START

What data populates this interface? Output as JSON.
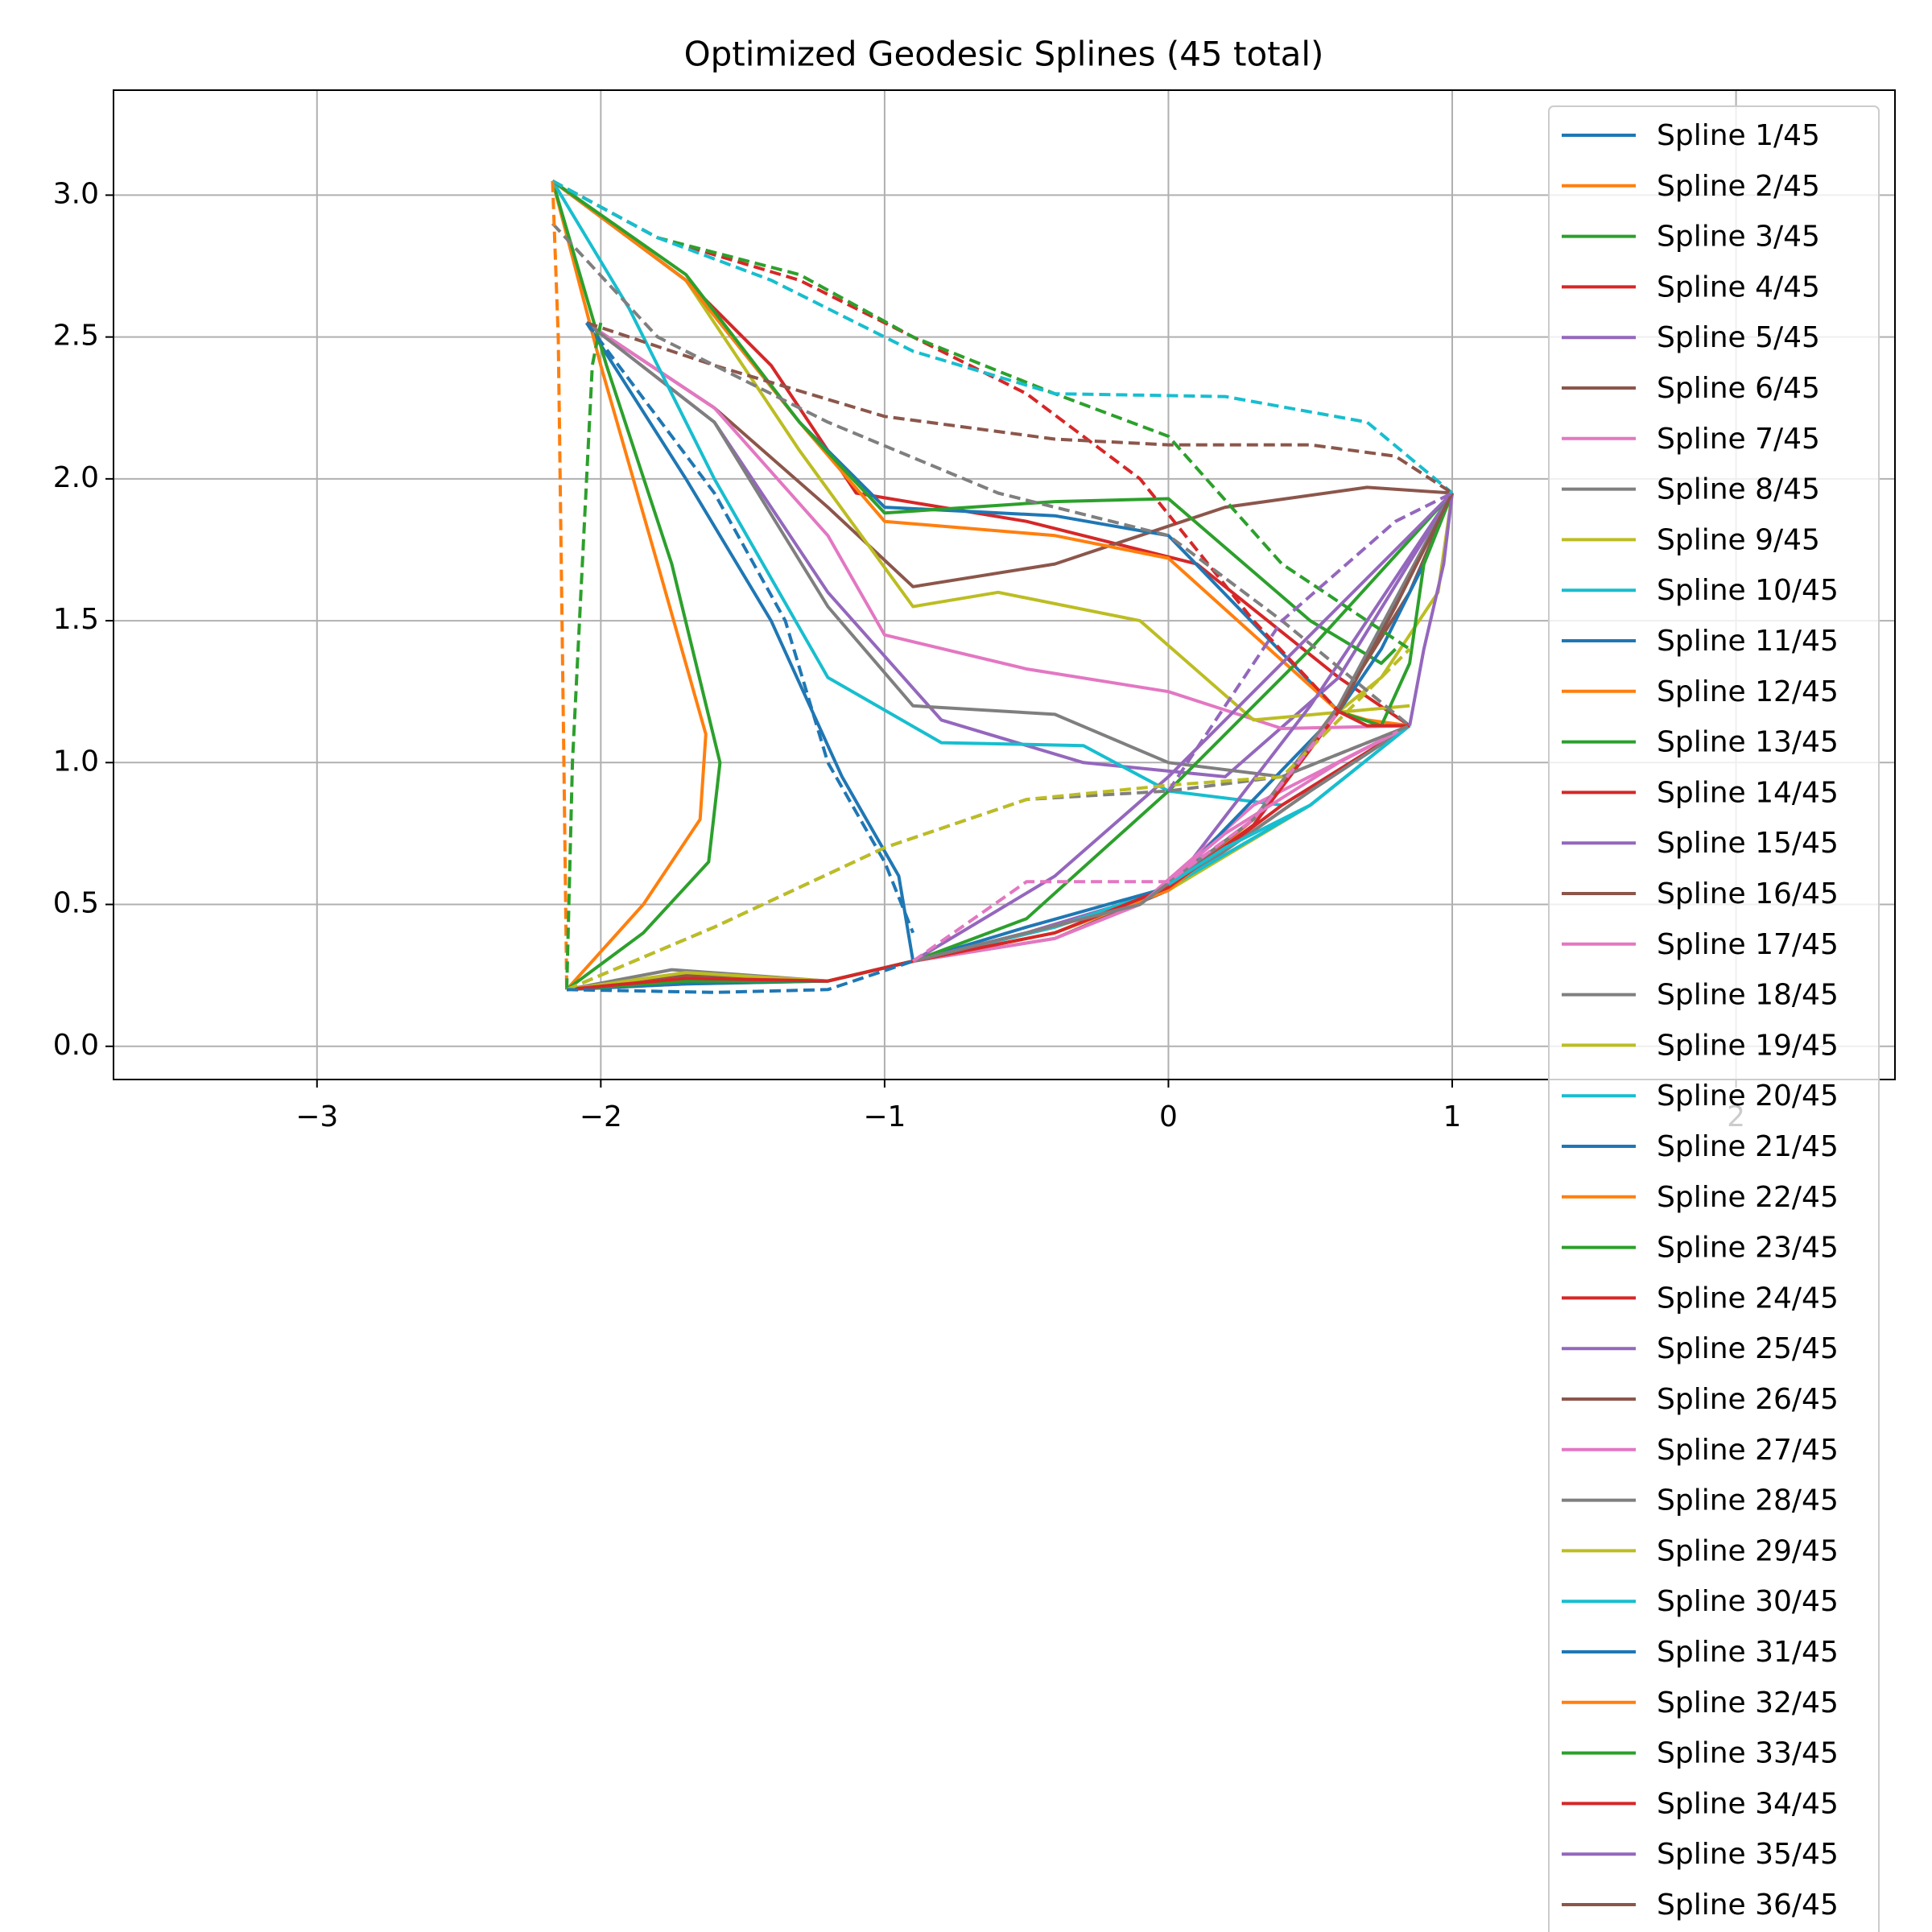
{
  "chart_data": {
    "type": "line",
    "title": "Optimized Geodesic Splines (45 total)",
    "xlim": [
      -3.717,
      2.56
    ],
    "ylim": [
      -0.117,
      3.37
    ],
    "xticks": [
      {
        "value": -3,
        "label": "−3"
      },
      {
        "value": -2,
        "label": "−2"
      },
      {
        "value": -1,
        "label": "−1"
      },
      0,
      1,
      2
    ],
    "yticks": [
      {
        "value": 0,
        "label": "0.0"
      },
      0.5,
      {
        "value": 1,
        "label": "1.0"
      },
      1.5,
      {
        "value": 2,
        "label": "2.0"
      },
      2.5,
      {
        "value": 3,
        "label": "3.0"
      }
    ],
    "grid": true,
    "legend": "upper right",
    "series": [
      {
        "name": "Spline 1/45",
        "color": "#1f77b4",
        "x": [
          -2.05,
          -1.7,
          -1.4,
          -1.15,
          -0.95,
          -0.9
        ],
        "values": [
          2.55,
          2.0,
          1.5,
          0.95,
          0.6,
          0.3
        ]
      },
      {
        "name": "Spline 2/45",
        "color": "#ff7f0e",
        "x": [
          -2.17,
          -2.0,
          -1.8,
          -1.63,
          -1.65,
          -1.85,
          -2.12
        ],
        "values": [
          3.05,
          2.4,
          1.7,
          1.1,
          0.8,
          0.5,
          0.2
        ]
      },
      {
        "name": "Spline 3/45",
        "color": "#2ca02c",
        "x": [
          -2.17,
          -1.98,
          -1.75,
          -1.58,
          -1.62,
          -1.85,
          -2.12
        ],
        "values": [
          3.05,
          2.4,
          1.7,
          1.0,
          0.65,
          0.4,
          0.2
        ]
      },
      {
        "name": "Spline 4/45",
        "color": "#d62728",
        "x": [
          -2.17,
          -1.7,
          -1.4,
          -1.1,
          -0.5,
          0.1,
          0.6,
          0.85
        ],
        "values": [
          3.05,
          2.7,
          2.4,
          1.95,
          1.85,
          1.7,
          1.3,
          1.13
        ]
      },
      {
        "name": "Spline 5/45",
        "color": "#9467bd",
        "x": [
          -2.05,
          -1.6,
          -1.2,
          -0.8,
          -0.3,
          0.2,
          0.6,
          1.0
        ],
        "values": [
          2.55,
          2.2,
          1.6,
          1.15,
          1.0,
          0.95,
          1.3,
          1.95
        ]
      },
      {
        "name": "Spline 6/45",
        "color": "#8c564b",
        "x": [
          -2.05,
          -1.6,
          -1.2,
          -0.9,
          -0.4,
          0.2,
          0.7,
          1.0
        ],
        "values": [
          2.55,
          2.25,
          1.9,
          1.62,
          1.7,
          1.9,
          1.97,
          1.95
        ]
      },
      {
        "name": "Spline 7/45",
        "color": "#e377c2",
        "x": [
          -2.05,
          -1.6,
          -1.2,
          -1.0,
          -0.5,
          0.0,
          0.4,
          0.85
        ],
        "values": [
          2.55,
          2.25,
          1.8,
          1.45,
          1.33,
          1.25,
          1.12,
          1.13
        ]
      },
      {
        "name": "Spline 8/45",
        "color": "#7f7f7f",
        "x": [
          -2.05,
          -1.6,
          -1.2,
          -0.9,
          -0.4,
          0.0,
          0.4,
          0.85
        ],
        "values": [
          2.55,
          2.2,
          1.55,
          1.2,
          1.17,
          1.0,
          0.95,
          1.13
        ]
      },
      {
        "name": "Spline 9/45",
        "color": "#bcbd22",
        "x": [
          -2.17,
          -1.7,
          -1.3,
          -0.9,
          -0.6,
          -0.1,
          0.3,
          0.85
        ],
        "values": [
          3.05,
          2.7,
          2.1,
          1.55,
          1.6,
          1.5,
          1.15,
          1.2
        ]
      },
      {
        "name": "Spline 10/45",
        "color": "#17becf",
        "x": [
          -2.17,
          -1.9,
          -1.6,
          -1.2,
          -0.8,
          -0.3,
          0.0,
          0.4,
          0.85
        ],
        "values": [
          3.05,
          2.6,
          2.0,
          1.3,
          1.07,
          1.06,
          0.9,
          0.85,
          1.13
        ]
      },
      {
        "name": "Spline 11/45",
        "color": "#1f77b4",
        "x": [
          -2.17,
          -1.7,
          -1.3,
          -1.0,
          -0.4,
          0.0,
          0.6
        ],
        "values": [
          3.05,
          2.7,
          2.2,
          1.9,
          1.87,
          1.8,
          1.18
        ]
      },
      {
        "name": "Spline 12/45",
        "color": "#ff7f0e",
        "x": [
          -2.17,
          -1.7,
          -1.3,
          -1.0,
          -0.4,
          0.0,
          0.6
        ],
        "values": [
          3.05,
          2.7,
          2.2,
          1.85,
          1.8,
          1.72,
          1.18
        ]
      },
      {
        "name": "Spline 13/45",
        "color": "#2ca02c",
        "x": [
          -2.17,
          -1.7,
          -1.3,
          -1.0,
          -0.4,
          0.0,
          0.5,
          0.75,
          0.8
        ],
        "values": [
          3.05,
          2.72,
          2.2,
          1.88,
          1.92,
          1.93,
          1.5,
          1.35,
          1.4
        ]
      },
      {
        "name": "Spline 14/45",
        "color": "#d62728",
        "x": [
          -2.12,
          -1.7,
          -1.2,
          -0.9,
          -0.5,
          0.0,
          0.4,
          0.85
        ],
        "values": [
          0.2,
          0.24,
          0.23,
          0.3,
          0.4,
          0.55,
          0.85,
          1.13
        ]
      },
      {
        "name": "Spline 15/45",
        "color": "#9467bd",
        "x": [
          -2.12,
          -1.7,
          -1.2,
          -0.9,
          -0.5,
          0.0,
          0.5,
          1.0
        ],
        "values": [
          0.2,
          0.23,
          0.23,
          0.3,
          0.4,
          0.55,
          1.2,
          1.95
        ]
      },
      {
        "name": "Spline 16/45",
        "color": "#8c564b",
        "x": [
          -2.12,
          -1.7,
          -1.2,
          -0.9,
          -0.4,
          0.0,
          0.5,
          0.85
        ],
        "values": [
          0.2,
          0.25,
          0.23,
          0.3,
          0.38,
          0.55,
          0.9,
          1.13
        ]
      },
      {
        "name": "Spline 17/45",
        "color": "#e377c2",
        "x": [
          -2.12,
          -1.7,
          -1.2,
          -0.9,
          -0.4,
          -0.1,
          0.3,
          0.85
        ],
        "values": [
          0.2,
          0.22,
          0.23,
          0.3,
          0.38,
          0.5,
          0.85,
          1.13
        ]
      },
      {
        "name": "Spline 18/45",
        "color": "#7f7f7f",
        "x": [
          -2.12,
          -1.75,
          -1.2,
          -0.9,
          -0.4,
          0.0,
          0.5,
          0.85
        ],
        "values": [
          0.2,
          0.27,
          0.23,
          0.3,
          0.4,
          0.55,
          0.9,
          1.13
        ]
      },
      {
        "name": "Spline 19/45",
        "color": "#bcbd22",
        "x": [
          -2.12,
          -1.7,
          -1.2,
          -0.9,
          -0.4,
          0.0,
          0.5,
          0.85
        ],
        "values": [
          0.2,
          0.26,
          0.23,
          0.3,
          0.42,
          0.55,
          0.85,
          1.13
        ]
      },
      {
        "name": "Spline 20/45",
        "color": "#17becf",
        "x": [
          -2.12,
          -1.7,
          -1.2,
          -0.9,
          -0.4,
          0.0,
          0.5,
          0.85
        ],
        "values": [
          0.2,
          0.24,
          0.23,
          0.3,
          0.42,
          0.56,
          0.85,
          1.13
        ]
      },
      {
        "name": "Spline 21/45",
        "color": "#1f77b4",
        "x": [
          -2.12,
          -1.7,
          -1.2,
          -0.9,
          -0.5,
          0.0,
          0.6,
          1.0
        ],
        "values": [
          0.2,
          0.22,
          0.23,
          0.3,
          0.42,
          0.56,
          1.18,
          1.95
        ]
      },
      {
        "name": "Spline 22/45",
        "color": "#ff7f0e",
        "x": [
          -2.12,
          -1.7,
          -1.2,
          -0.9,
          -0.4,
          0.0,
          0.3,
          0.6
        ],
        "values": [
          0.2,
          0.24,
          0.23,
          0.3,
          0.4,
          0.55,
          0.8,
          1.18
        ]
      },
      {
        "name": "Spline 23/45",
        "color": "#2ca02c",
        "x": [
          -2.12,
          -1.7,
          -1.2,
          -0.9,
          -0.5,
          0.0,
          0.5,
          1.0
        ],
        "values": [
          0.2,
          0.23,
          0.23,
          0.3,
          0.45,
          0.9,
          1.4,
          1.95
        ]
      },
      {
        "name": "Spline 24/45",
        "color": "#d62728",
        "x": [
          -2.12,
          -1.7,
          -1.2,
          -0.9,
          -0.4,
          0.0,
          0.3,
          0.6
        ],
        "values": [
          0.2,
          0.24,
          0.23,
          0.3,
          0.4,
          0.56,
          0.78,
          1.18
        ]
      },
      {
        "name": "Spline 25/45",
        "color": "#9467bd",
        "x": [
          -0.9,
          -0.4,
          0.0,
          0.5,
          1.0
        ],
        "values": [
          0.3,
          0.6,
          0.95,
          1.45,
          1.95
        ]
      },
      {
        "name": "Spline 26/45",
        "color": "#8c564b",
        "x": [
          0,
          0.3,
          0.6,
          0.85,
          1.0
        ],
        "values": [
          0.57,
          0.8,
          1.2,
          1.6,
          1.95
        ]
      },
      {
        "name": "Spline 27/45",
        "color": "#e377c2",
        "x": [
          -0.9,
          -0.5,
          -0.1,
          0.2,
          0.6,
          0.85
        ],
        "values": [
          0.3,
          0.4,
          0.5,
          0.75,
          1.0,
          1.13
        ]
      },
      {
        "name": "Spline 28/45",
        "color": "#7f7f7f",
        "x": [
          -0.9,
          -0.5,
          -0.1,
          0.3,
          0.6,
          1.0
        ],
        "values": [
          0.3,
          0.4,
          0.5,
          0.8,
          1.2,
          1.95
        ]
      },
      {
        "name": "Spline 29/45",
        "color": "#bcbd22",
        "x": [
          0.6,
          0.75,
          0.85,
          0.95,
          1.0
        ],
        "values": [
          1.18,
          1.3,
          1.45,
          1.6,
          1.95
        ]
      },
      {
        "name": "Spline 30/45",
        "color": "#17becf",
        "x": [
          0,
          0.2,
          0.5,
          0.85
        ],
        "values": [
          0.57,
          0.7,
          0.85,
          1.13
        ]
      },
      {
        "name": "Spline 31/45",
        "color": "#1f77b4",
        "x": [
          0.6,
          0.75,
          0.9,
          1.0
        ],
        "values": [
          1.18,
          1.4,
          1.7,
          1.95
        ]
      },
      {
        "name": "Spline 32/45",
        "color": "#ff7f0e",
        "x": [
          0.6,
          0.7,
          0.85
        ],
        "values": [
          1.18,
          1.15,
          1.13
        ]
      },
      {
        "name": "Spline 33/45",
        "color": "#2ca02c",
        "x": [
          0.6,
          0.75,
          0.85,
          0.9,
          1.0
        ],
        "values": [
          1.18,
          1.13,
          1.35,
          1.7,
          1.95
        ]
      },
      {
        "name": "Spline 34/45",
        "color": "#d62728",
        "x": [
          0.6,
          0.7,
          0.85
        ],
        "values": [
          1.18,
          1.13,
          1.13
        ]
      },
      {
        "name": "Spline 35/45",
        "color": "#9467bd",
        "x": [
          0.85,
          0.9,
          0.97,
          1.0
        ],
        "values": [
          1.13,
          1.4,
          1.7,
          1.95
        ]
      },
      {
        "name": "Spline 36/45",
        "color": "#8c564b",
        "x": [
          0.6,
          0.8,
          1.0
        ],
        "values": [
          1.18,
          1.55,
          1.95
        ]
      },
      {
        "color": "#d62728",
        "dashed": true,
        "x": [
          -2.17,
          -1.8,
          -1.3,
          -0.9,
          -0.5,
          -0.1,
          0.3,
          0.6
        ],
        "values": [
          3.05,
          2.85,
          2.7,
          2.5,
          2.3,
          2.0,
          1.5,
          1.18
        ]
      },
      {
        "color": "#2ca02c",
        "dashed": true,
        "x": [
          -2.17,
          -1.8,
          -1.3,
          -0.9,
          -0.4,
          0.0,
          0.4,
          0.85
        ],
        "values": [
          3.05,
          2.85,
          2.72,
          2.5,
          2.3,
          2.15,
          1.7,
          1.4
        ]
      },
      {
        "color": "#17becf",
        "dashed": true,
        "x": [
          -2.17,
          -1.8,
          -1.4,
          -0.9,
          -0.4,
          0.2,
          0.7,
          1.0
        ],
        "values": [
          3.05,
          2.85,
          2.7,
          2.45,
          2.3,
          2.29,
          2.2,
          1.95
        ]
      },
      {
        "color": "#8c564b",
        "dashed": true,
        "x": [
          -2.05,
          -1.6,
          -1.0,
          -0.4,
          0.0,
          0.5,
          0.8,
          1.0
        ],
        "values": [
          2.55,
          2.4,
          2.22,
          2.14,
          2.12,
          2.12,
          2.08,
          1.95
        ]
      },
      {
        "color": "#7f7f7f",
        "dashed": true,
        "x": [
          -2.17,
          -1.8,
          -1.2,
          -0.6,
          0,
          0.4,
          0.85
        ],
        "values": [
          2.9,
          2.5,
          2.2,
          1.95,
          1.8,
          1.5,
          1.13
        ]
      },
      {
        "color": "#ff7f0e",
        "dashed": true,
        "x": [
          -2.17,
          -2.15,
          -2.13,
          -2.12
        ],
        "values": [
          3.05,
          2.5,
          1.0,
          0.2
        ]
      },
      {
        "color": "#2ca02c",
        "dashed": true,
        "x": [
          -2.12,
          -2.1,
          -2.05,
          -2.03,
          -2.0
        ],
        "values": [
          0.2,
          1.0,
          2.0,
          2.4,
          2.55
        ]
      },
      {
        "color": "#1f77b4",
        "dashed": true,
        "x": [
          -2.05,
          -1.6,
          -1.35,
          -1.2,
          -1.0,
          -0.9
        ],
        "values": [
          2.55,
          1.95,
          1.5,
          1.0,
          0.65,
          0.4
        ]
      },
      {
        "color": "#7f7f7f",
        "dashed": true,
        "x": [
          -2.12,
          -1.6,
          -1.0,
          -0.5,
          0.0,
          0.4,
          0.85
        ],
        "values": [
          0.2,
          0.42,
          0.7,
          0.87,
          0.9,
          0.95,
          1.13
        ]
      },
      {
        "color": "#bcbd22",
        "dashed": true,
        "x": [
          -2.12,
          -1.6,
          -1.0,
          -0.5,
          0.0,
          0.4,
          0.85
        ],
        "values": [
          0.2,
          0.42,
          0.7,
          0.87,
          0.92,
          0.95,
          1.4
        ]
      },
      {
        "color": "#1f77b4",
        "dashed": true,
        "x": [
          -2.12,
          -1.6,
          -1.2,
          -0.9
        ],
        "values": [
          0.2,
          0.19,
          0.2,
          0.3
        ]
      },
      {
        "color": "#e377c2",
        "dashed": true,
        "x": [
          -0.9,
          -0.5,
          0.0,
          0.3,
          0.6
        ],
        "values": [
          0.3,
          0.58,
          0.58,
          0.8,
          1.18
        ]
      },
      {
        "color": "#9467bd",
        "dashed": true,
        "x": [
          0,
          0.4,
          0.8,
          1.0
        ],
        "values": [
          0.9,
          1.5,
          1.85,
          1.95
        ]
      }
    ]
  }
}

END

Required task
Gather each line of the listing containing the word "label" and show it.

Result of the exercise
        "label": "−3"
        "label": "−2"
        "label": "−1"
        "label": "0.0"
        "label": "1.0"
        "label": "2.0"
        "label": "3.0"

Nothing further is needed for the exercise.